What to do ::
Make an exact copy of the entries below with the pictures removed.

[Items from a figure collection]
----------

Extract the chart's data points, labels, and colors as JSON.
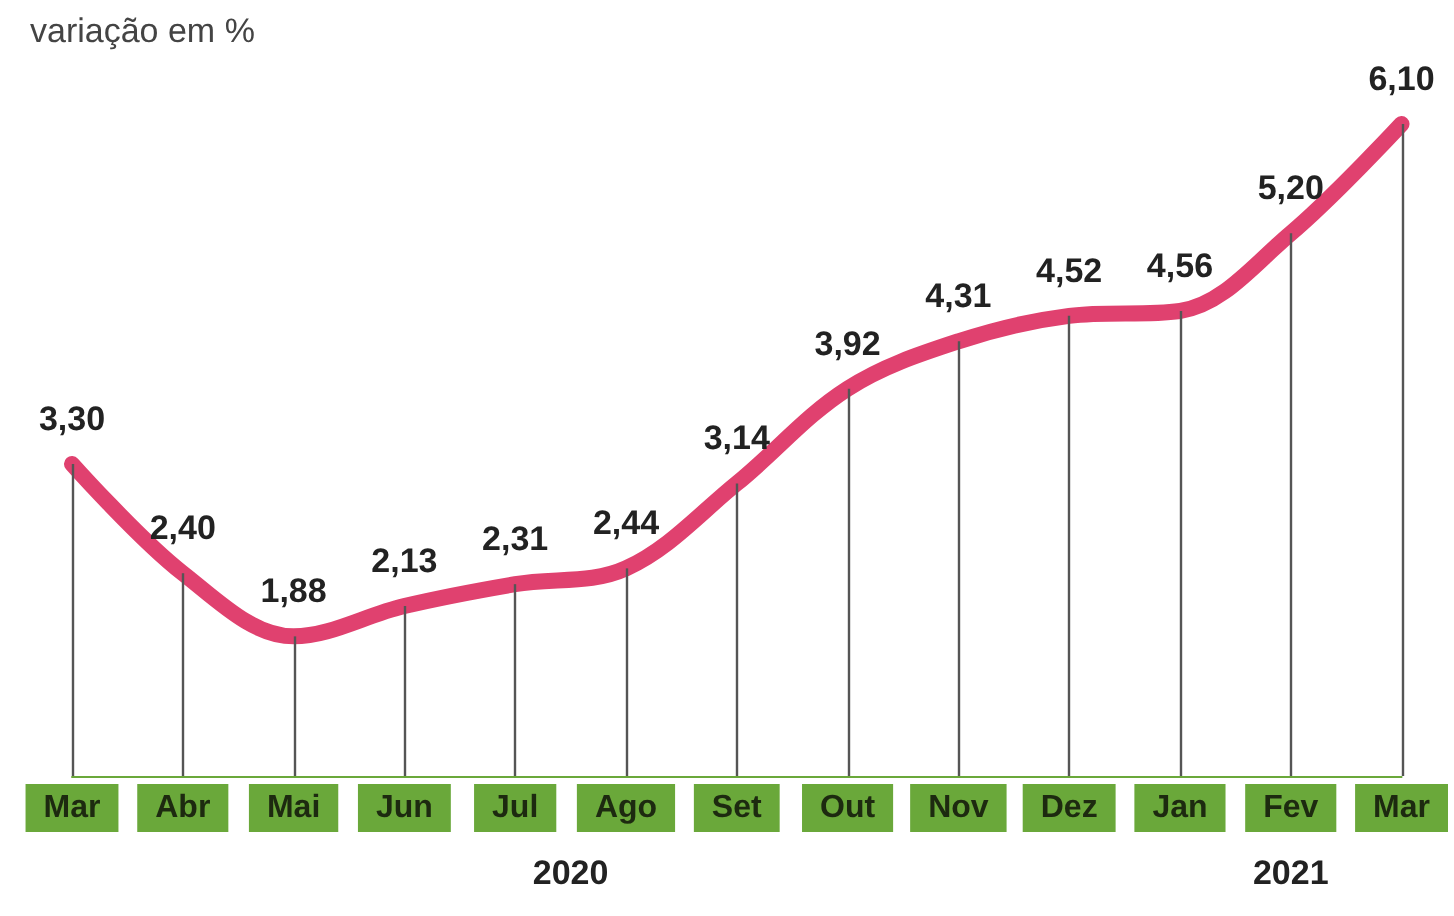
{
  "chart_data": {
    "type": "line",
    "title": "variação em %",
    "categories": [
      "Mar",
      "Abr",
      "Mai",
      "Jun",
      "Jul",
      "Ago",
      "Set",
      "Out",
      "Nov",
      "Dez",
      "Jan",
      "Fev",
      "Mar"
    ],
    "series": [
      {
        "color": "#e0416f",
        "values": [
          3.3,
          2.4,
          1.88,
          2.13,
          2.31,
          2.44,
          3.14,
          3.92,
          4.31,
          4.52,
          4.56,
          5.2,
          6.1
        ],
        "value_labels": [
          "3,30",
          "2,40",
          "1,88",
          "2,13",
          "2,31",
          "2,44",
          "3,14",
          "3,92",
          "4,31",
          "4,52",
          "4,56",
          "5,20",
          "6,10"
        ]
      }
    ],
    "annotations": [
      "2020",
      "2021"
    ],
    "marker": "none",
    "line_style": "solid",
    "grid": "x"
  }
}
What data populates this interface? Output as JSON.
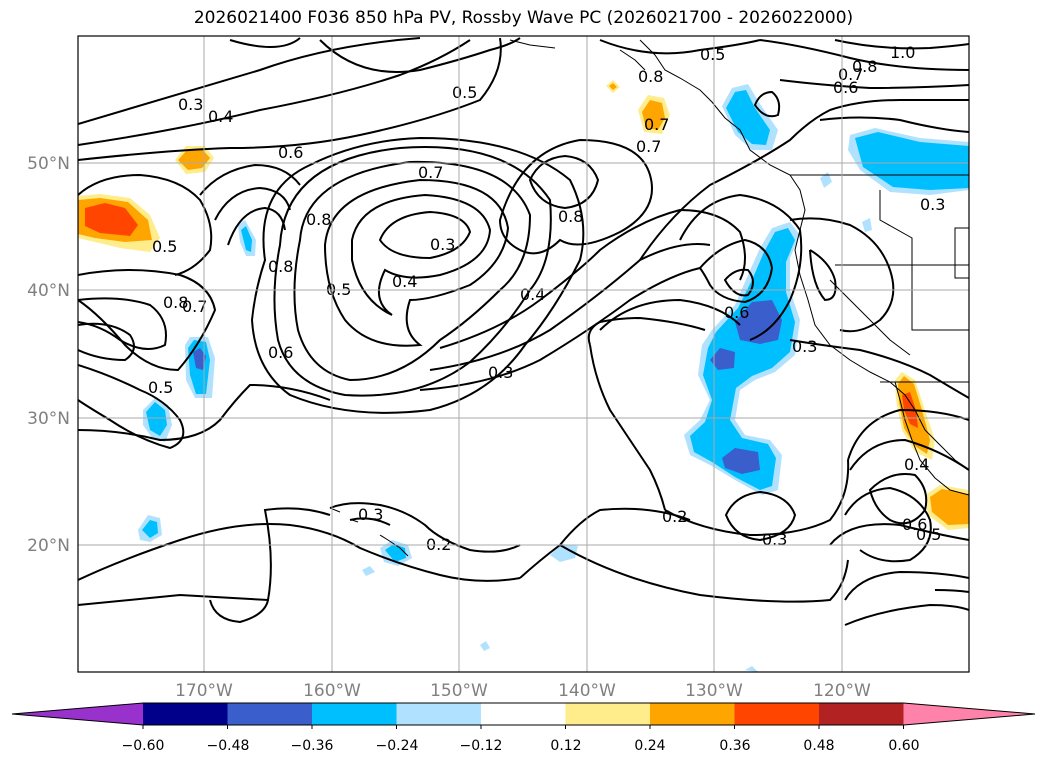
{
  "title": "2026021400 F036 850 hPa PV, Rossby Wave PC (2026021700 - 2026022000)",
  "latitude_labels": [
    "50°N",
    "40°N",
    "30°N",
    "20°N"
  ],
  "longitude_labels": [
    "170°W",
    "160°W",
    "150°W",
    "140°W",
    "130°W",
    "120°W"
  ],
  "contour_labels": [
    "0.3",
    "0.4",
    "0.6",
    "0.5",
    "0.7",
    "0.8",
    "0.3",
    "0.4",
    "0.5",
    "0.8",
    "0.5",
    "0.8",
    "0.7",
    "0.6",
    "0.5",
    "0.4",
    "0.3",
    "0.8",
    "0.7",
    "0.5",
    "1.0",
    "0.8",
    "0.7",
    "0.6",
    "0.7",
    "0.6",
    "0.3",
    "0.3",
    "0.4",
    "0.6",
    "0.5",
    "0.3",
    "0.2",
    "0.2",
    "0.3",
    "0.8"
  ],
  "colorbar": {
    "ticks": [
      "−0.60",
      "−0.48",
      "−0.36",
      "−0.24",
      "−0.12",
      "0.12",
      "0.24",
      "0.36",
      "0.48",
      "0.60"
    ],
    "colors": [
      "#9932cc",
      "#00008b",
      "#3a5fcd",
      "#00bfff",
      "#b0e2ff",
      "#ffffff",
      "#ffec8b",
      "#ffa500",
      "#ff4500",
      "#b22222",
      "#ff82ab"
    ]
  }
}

----------

Exercise output ::
Extract the chart's data points, labels, and colors as JSON.
{
  "chart_data": {
    "type": "line",
    "title": "variação em %",
    "categories": [
      "Mar",
      "Abr",
      "Mai",
      "Jun",
      "Jul",
      "Ago",
      "Set",
      "Out",
      "Nov",
      "Dez",
      "Jan",
      "Fev",
      "Mar"
    ],
    "series": [
      {
        "color": "#e0416f",
        "values": [
          3.3,
          2.4,
          1.88,
          2.13,
          2.31,
          2.44,
          3.14,
          3.92,
          4.31,
          4.52,
          4.56,
          5.2,
          6.1
        ],
        "value_labels": [
          "3,30",
          "2,40",
          "1,88",
          "2,13",
          "2,31",
          "2,44",
          "3,14",
          "3,92",
          "4,31",
          "4,52",
          "4,56",
          "5,20",
          "6,10"
        ]
      }
    ],
    "annotations": [
      "2020",
      "2021"
    ],
    "marker": "none",
    "line_style": "solid",
    "grid": "x"
  }
}
What data populates this interface? Output as JSON.
{
  "title": "2026021400 F036 850 hPa PV, Rossby Wave PC (2026021700 - 2026022000)",
  "latitude_labels": [
    "50°N",
    "40°N",
    "30°N",
    "20°N"
  ],
  "longitude_labels": [
    "170°W",
    "160°W",
    "150°W",
    "140°W",
    "130°W",
    "120°W"
  ],
  "contour_labels": [
    "0.3",
    "0.4",
    "0.6",
    "0.5",
    "0.7",
    "0.8",
    "0.3",
    "0.4",
    "0.5",
    "0.8",
    "0.5",
    "0.8",
    "0.7",
    "0.6",
    "0.5",
    "0.4",
    "0.3",
    "0.8",
    "0.7",
    "0.5",
    "1.0",
    "0.8",
    "0.7",
    "0.6",
    "0.7",
    "0.6",
    "0.3",
    "0.3",
    "0.4",
    "0.6",
    "0.5",
    "0.3",
    "0.2",
    "0.2",
    "0.3",
    "0.8"
  ],
  "colorbar": {
    "ticks": [
      "−0.60",
      "−0.48",
      "−0.36",
      "−0.24",
      "−0.12",
      "0.12",
      "0.24",
      "0.36",
      "0.48",
      "0.60"
    ],
    "colors": [
      "#9932cc",
      "#00008b",
      "#3a5fcd",
      "#00bfff",
      "#b0e2ff",
      "#ffffff",
      "#ffec8b",
      "#ffa500",
      "#ff4500",
      "#b22222",
      "#ff82ab"
    ]
  }
}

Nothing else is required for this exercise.